** DIRECTIVE **
Would you write out the listing verbatim and skip every picture in it?

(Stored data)

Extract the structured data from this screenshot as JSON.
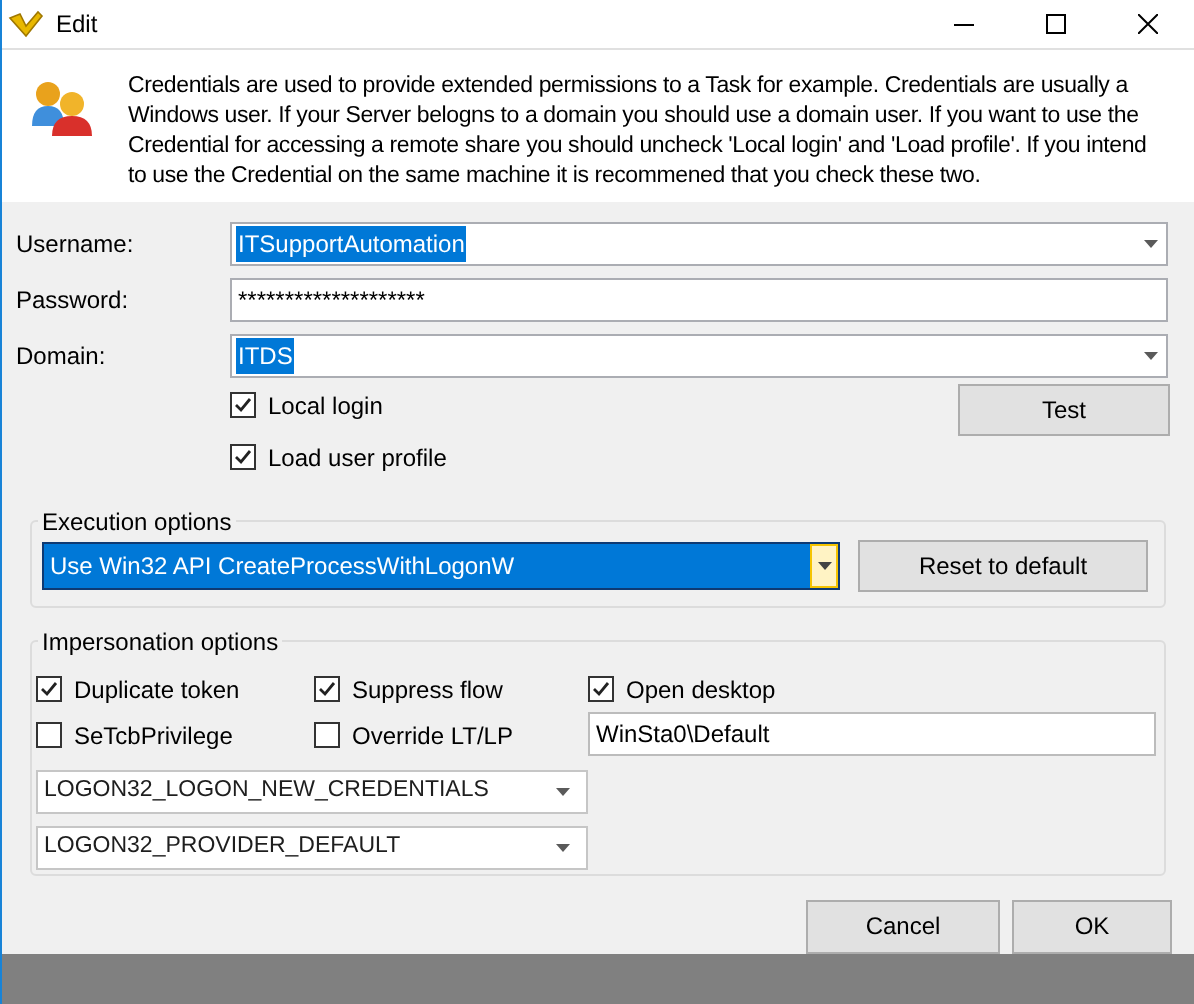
{
  "window": {
    "title": "Edit"
  },
  "info": "Credentials are used to provide extended permissions to a Task for example. Credentials are usually a Windows user. If your Server belogns to a domain you should use a domain user. If you want to use the Credential for accessing a remote share you should uncheck 'Local login' and 'Load profile'. If you intend to use the Credential on the same machine it is recommened that you check these two.",
  "fields": [
    {
      "label": "Username:",
      "kind": "combo",
      "value": "ITSupportAutomation",
      "selected": true
    },
    {
      "label": "Password:",
      "kind": "password",
      "value": "********************",
      "selected": false
    },
    {
      "label": "Domain:",
      "kind": "combo",
      "value": "ITDS",
      "selected": true
    }
  ],
  "login_options": [
    {
      "label": "Local login",
      "checked": true
    },
    {
      "label": "Load user profile",
      "checked": true
    }
  ],
  "test_button": "Test",
  "execution": {
    "title": "Execution options",
    "value": "Use Win32 API CreateProcessWithLogonW",
    "focused": true,
    "reset_button": "Reset to default"
  },
  "impersonation": {
    "title": "Impersonation options",
    "options": [
      {
        "label": "Duplicate token",
        "checked": true
      },
      {
        "label": "Suppress flow",
        "checked": true
      },
      {
        "label": "Open desktop",
        "checked": true
      },
      {
        "label": "SeTcbPrivilege",
        "checked": false
      },
      {
        "label": "Override LT/LP",
        "checked": false
      }
    ],
    "desktop": "WinSta0\\Default",
    "dropdowns": [
      "LOGON32_LOGON_NEW_CREDENTIALS",
      "LOGON32_PROVIDER_DEFAULT"
    ]
  },
  "buttons": [
    "Cancel",
    "OK"
  ]
}
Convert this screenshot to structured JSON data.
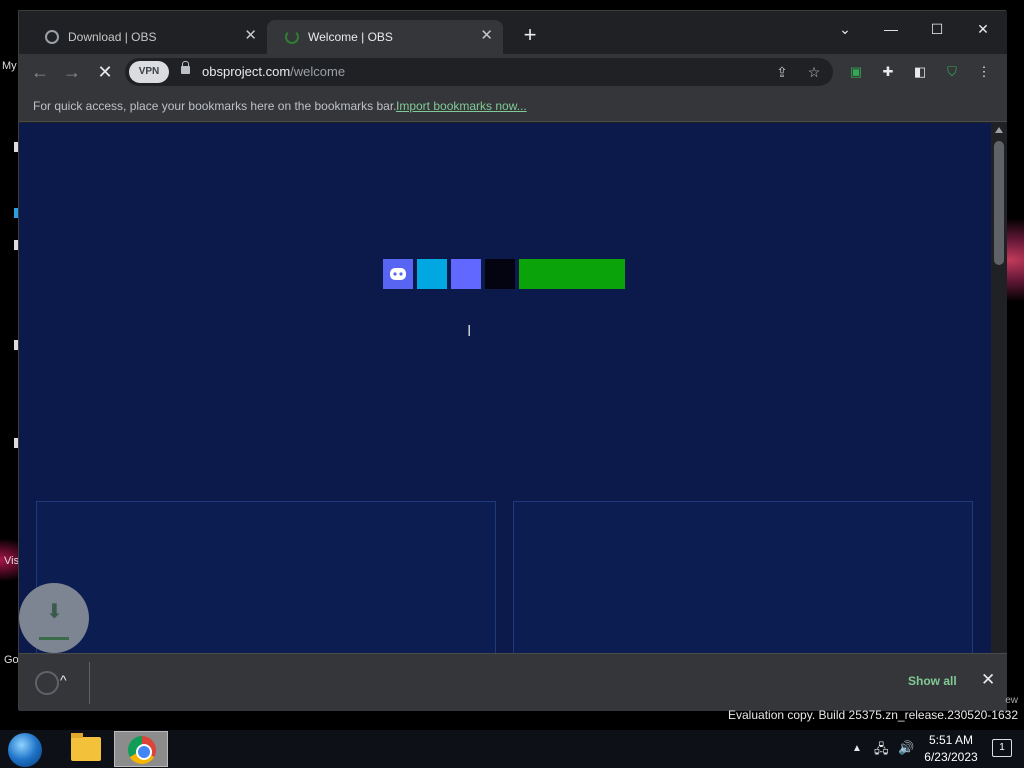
{
  "browser": {
    "tabs": [
      {
        "title": "Download | OBS",
        "active": false
      },
      {
        "title": "Welcome | OBS",
        "active": true
      }
    ],
    "address": {
      "domain": "obsproject.com",
      "path": "/welcome"
    },
    "vpn_label": "VPN",
    "bookmarks_bar": {
      "message": "For quick access, place your bookmarks here on the bookmarks bar.",
      "link": "Import bookmarks now..."
    },
    "download_bar": {
      "show_all": "Show all"
    }
  },
  "page": {
    "badges": [
      {
        "name": "discord-badge",
        "color": "#5865f2",
        "icon": "discord-icon"
      },
      {
        "name": "badge-cyan",
        "color": "#00a7e1"
      },
      {
        "name": "badge-violet",
        "color": "#6168ff"
      },
      {
        "name": "badge-black",
        "color": "#040411"
      },
      {
        "name": "badge-green",
        "color": "#0aa40a"
      }
    ],
    "background_color": "#0b1a4a"
  },
  "desktop": {
    "labels": [
      "My",
      "Vis",
      "Go"
    ],
    "watermark": "Evaluation copy. Build 25375.zn_release.230520-1632",
    "watermark_partial": "ew"
  },
  "taskbar": {
    "time": "5:51 AM",
    "date": "6/23/2023",
    "notification_count": "1"
  }
}
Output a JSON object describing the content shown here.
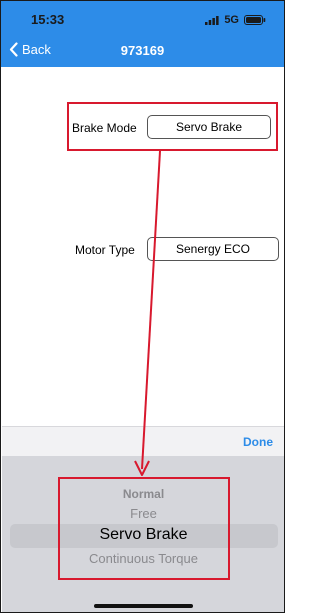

** TASK SOLUTION **
Extract the structured data from this screenshot as JSON.
{
  "window": {
    "title": "Edit"
  },
  "info": "Credentials are used to provide extended permissions to a Task for example. Credentials are usually a Windows user. If your Server belogns to a domain you should use a domain user. If you want to use the Credential for accessing a remote share you should uncheck 'Local login' and 'Load profile'. If you intend to use the Credential on the same machine it is recommened that you check these two.",
  "fields": [
    {
      "label": "Username:",
      "kind": "combo",
      "value": "ITSupportAutomation",
      "selected": true
    },
    {
      "label": "Password:",
      "kind": "password",
      "value": "********************",
      "selected": false
    },
    {
      "label": "Domain:",
      "kind": "combo",
      "value": "ITDS",
      "selected": true
    }
  ],
  "login_options": [
    {
      "label": "Local login",
      "checked": true
    },
    {
      "label": "Load user profile",
      "checked": true
    }
  ],
  "test_button": "Test",
  "execution": {
    "title": "Execution options",
    "value": "Use Win32 API CreateProcessWithLogonW",
    "focused": true,
    "reset_button": "Reset to default"
  },
  "impersonation": {
    "title": "Impersonation options",
    "options": [
      {
        "label": "Duplicate token",
        "checked": true
      },
      {
        "label": "Suppress flow",
        "checked": true
      },
      {
        "label": "Open desktop",
        "checked": true
      },
      {
        "label": "SeTcbPrivilege",
        "checked": false
      },
      {
        "label": "Override LT/LP",
        "checked": false
      }
    ],
    "desktop": "WinSta0\\Default",
    "dropdowns": [
      "LOGON32_LOGON_NEW_CREDENTIALS",
      "LOGON32_PROVIDER_DEFAULT"
    ]
  },
  "buttons": [
    "Cancel",
    "OK"
  ]
}
Convert this screenshot to structured JSON data.
{
  "browser": {
    "tabs": [
      {
        "title": "Download | OBS",
        "active": false
      },
      {
        "title": "Welcome | OBS",
        "active": true
      }
    ],
    "address": {
      "domain": "obsproject.com",
      "path": "/welcome"
    },
    "vpn_label": "VPN",
    "bookmarks_bar": {
      "message": "For quick access, place your bookmarks here on the bookmarks bar.",
      "link": "Import bookmarks now..."
    },
    "download_bar": {
      "show_all": "Show all"
    }
  },
  "page": {
    "badges": [
      {
        "name": "discord-badge",
        "color": "#5865f2",
        "icon": "discord-icon"
      },
      {
        "name": "badge-cyan",
        "color": "#00a7e1"
      },
      {
        "name": "badge-violet",
        "color": "#6168ff"
      },
      {
        "name": "badge-black",
        "color": "#040411"
      },
      {
        "name": "badge-green",
        "color": "#0aa40a"
      }
    ],
    "background_color": "#0b1a4a"
  },
  "desktop": {
    "labels": [
      "My",
      "Vis",
      "Go"
    ],
    "watermark": "Evaluation copy. Build 25375.zn_release.230520-1632",
    "watermark_partial": "ew"
  },
  "taskbar": {
    "time": "5:51 AM",
    "date": "6/23/2023",
    "notification_count": "1"
  }
}
Output a JSON object describing the content shown here.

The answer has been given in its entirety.